[Opening Excerpted passage section]

Studies of community prevalence are always likely to reveal higher prevalence estimates than studies conducted in primary care as a proportion of patients seek alternatives to primary care such as self-management approaches10. However, doubts have been raised about the clinical coding of Long COVID in UK primary care, suggesting substantial under-coding11. Based on a study of OpenSAFELY primary care data, the recorded prevalence of Long COVID in the London region was 55.6 per 100,000 (0.06%), much lower than in community estimates with just over a quarter of all practices reporting no diagnostic codes for Long COVID codes implying lack of coding rather than zero prevalence. In our study of an inner London, deprived and multiethnic borough, the prevalence was 0.36% and all practices had Long COVID codings. This higher rate than the London average probably represents higher acute COVID infection rates associated with the known acute Covid risk factors of social deprivation and multi-ethnicity12.

[Closing Excerpted passage section]

__What you need to do__. Carry on the passage about Long COVID prevalence in primary care, beginning after its final sentence.

[Opening Dataset section]

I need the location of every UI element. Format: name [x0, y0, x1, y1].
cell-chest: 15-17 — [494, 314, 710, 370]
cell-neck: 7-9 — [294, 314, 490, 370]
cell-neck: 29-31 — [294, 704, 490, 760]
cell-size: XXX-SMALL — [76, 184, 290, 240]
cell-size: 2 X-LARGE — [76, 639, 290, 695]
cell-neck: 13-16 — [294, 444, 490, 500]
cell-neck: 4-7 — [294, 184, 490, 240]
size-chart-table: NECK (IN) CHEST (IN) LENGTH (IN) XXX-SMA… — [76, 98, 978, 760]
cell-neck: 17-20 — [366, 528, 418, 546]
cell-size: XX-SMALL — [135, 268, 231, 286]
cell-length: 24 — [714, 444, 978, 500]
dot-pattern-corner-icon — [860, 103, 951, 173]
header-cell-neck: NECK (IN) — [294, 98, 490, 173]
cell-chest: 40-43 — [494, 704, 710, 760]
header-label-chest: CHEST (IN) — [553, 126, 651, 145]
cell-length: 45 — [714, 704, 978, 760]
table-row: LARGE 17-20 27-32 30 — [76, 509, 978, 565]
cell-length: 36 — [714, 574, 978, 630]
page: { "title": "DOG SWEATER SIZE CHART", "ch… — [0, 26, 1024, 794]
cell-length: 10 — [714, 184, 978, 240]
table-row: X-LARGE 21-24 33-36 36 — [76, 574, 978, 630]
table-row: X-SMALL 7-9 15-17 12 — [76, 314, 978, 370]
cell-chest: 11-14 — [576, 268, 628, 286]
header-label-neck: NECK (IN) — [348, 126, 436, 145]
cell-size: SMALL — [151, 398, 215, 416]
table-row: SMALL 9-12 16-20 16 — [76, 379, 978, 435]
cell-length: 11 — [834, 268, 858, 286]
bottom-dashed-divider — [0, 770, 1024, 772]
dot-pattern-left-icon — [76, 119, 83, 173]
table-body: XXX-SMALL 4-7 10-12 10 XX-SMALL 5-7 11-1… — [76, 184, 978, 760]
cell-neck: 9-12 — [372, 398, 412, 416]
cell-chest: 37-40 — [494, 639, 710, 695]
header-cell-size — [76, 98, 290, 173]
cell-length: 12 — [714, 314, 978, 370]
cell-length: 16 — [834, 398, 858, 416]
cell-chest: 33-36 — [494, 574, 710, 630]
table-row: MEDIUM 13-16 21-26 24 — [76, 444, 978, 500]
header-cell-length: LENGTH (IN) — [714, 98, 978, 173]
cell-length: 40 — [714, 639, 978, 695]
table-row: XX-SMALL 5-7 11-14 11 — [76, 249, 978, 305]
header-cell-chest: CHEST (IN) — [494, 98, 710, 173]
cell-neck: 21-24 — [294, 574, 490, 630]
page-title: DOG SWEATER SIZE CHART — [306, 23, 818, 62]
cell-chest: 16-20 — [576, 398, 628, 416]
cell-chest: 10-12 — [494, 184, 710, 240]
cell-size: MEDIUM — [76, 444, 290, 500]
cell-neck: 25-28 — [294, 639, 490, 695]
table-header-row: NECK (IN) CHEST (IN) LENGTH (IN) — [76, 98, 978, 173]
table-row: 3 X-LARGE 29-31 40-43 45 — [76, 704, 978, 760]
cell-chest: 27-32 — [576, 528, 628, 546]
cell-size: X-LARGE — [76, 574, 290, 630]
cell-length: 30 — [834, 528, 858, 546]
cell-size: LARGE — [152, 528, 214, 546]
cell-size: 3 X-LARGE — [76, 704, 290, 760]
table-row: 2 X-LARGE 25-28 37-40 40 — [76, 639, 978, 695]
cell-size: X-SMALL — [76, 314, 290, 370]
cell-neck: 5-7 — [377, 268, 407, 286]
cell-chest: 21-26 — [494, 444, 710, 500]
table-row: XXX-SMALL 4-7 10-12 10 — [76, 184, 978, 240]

[Closing Dataset section]

__Your response__.
Strengths and weaknesses

Our findings relate to the secondary care referral characteristics of patients with a primary care diagnosis of Long COVID. The demographic characteristics of those patients referred with Long COVID may suggest health inequalities based on unequal referral thresholds for different sectors of the population. Alternatively, they may represent gradations of Long COVID severity or variable symptom patterns with some symptoms more likely than others to trigger referral13. This study based on Long COVID and co-morbidity diagnostic data was unable to determine disease severity and it is possible that, for example, Long COVID severity was greater in older patients with anxiety.

In our analysis, older age was a predictor of referral. However, age was skewed with small numbers of much older age Long Covid patients which may have distorted the regression model, resulting in an overestimate of the effect of age. Further research is needed on the differential effect of age categories, although our sample size in older patients was not sufficient for such analysis.

We included a variable in the regression analysis, ‘acute Covid: suspected/confirmed’. This variable was intended as a proxy indicator to capture those patients more engaged with primary care, since confirmation of an acute Covid diagnosis often relied on patients notifying their GP of the results of self-testing at home. However, this variable was not a significant predictor of Long Covid referral implying that help-seeking for acute Covid was not associated with secondary care help-seeking.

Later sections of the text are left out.